- [Task requirements]:
Convert the material that opens with the line containing "Output each element" and closes with the line containing "tab-classification[interactable]: Classification <box>270", both lines included, into a JSON list of strings. Use one string per line and leave out blank lines.

%%

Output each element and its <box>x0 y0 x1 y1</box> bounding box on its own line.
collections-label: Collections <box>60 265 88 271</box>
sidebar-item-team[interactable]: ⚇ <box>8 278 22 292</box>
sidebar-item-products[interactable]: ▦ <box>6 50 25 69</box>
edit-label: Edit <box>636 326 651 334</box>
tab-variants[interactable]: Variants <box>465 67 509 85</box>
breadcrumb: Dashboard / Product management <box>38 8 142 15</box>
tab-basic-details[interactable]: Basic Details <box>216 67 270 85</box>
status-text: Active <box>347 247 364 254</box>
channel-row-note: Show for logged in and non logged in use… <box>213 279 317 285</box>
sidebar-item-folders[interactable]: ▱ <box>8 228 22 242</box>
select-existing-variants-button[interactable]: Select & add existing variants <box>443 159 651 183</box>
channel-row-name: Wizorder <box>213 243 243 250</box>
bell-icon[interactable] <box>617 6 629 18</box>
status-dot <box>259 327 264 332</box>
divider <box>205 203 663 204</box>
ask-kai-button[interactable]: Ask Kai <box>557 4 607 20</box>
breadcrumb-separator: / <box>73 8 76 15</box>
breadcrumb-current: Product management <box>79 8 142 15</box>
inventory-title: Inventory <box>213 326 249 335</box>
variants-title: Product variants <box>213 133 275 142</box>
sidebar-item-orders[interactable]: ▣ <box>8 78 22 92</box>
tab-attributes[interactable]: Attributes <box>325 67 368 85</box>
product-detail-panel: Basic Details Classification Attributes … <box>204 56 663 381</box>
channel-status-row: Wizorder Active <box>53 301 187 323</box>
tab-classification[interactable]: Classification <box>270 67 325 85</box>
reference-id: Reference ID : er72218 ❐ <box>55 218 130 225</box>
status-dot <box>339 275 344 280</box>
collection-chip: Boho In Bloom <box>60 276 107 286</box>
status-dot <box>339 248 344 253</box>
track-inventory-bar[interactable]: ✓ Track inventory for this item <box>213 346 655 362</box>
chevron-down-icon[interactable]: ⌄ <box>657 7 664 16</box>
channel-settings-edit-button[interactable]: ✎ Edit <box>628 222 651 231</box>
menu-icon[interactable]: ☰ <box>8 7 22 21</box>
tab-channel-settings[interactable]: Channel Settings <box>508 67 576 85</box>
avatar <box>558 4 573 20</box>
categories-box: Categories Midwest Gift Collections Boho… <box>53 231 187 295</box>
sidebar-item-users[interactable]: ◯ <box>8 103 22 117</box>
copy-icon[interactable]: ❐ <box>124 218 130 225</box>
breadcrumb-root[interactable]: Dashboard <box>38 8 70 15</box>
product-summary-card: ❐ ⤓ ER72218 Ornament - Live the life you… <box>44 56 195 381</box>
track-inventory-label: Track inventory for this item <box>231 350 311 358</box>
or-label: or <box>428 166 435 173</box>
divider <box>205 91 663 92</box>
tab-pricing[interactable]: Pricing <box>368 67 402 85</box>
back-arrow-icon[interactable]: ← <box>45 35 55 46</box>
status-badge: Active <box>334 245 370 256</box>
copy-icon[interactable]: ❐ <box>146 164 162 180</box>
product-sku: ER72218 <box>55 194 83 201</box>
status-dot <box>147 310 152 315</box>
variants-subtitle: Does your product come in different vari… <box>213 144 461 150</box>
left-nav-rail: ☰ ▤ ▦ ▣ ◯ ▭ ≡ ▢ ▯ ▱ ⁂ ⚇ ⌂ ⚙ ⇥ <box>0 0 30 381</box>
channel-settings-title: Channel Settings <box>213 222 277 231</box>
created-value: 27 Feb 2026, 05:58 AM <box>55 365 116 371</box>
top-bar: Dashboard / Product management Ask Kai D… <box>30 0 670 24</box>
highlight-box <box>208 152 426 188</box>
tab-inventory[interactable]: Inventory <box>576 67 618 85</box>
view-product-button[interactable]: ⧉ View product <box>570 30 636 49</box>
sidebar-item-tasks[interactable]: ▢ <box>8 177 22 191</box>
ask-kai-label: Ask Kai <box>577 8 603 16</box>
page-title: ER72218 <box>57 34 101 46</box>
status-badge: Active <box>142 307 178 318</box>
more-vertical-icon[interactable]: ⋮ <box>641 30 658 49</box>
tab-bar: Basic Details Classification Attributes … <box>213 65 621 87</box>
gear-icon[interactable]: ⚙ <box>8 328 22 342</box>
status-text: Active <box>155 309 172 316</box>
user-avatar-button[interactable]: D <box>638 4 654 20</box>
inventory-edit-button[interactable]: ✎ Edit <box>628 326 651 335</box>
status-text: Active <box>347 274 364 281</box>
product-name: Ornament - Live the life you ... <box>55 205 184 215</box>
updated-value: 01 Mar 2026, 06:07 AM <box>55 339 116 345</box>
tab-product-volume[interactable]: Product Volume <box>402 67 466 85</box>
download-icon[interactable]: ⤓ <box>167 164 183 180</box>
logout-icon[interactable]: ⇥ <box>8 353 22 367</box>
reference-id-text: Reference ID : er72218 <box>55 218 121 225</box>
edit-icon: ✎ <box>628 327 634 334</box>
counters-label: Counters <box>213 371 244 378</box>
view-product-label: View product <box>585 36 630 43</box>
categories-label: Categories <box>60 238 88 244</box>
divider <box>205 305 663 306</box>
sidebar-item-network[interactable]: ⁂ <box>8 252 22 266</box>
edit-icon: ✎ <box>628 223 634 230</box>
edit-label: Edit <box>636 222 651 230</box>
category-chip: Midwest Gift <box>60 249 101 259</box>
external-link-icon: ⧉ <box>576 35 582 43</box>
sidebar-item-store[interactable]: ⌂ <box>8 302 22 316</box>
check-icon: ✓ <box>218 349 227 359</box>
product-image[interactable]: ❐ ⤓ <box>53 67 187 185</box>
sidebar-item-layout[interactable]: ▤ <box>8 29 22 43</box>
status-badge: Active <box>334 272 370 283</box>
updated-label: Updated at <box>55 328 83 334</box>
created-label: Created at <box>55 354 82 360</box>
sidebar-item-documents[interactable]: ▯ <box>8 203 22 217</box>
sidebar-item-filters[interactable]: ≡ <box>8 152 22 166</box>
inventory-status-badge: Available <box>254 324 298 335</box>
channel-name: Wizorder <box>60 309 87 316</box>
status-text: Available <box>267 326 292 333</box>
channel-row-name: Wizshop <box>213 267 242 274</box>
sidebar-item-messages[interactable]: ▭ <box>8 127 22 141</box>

%%
%%

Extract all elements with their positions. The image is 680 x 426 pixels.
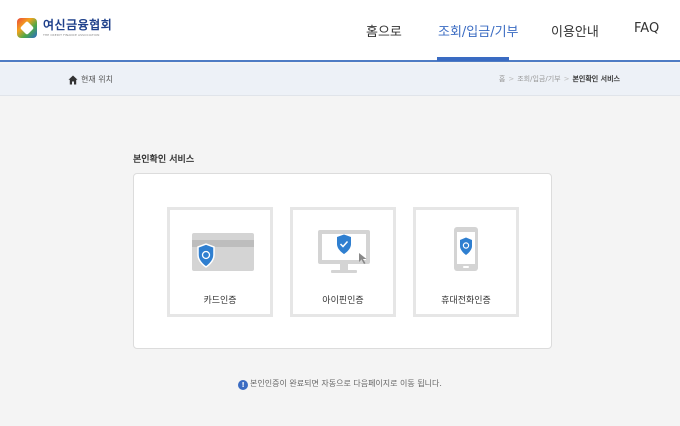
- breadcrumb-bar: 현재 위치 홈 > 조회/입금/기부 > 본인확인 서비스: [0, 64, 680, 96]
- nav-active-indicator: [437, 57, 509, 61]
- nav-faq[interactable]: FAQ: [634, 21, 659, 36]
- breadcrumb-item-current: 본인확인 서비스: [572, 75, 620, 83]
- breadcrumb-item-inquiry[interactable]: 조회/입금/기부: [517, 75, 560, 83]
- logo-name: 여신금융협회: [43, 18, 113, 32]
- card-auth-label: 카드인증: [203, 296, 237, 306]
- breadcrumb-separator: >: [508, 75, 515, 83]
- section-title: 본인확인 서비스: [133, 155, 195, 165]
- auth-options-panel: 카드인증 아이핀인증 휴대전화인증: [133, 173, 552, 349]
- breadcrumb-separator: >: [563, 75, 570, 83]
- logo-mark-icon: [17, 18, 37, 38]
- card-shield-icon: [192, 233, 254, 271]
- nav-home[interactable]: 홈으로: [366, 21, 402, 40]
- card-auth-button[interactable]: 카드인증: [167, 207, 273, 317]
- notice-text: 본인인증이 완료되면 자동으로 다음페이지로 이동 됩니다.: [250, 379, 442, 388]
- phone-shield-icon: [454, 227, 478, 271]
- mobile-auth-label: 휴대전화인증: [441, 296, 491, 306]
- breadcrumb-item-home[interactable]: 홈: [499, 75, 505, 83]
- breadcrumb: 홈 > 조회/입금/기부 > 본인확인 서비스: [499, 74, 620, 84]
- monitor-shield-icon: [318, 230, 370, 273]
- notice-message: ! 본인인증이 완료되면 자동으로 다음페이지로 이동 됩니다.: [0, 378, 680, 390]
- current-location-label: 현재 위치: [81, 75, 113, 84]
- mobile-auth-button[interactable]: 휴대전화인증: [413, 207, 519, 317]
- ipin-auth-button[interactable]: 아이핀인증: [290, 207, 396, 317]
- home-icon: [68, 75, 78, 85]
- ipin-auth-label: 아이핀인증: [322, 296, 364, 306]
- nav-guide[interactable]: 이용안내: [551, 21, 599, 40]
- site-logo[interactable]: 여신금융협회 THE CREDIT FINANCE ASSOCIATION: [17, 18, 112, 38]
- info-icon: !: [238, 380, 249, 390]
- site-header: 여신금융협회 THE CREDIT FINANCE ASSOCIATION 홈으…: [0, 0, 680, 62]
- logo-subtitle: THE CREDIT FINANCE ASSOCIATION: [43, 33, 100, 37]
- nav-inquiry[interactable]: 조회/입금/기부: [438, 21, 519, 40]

%%
%%

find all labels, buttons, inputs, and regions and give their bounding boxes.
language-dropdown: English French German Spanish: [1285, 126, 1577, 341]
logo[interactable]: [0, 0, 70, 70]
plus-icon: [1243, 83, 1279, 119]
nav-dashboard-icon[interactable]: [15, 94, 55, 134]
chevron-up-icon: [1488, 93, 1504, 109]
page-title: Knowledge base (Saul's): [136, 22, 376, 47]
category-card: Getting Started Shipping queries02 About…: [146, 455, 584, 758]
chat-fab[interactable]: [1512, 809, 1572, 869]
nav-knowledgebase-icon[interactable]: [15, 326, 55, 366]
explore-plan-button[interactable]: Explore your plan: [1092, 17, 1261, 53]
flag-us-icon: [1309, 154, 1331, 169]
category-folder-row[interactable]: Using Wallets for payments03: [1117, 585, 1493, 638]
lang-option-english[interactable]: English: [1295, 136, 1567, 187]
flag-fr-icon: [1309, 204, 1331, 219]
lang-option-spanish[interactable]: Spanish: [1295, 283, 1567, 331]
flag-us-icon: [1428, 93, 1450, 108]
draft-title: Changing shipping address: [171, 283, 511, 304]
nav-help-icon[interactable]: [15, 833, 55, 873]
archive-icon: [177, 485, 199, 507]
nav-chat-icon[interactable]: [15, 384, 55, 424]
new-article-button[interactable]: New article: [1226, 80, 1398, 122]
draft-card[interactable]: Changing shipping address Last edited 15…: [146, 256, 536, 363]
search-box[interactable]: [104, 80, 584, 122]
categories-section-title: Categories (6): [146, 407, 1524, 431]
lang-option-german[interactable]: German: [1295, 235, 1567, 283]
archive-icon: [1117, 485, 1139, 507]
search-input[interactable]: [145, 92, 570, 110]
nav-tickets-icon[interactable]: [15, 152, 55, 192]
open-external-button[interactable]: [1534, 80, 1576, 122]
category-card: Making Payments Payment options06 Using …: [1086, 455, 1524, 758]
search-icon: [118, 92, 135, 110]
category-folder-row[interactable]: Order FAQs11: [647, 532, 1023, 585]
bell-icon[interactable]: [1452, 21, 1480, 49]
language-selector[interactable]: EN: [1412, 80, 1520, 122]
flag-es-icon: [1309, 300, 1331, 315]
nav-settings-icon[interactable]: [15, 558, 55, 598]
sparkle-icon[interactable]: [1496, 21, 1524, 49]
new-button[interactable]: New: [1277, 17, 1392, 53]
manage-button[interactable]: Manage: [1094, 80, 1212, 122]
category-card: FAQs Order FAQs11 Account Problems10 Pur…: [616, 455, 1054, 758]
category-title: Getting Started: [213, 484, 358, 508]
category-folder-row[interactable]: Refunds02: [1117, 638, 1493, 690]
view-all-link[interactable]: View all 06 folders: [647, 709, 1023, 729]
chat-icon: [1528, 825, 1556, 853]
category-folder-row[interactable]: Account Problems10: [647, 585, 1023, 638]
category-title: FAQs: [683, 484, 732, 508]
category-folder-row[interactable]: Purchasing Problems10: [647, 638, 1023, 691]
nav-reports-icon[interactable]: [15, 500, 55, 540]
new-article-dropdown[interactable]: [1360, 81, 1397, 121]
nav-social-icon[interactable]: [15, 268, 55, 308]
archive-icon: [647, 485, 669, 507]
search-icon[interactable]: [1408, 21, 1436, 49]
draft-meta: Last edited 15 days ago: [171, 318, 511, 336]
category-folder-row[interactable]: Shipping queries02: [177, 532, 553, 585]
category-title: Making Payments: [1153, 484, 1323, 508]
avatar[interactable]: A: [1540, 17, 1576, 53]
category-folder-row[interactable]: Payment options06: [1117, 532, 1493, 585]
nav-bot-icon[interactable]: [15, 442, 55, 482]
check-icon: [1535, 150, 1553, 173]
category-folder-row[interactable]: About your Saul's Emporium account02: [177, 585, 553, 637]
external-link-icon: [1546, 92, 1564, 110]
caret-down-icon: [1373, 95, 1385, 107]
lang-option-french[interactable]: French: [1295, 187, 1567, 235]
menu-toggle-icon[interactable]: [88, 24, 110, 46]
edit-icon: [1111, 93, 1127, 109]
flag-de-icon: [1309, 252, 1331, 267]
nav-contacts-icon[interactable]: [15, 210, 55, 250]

%%

- [Task result]:
[
  "Output each element and its <box>x0 y0 x1 y1</box> bounding box on its own line.",
  "collections-label: Collections <box>60 265 88 271</box>",
  "sidebar-item-team[interactable]: ⚇ <box>8 278 22 292</box>",
  "sidebar-item-products[interactable]: ▦ <box>6 50 25 69</box>",
  "edit-label: Edit <box>636 326 651 334</box>",
  "tab-variants[interactable]: Variants <box>465 67 509 85</box>",
  "breadcrumb: Dashboard / Product management <box>38 8 142 15</box>",
  "tab-basic-details[interactable]: Basic Details <box>216 67 270 85</box>",
  "status-text: Active <box>347 247 364 254</box>",
  "channel-row-note: Show for logged in and non logged in use… <box>213 279 317 285</box>",
  "sidebar-item-folders[interactable]: ▱ <box>8 228 22 242</box>",
  "select-existing-variants-button[interactable]: Select & add existing variants <box>443 159 651 183</box>",
  "channel-row-name: Wizorder <box>213 243 243 250</box>",
  "bell-icon[interactable] <box>617 6 629 18</box>",
  "status-dot <box>259 327 264 332</box>",
  "divider <box>205 203 663 204</box>",
  "ask-kai-button[interactable]: Ask Kai <box>557 4 607 20</box>",
  "breadcrumb-separator: / <box>73 8 76 15</box>",
  "breadcrumb-current: Product management <box>79 8 142 15</box>",
  "inventory-title: Inventory <box>213 326 249 335</box>",
  "variants-title: Product variants <box>213 133 275 142</box>",
  "sidebar-item-orders[interactable]: ▣ <box>8 78 22 92</box>",
  "tab-attributes[interactable]: Attributes <box>325 67 368 85</box>",
  "product-detail-panel: Basic Details Classification Attributes … <box>204 56 663 381</box>",
  "channel-status-row: Wizorder Active <box>53 301 187 323</box>",
  "tab-classification[interactable]: Classification <box>270 67 325 85</box>"
]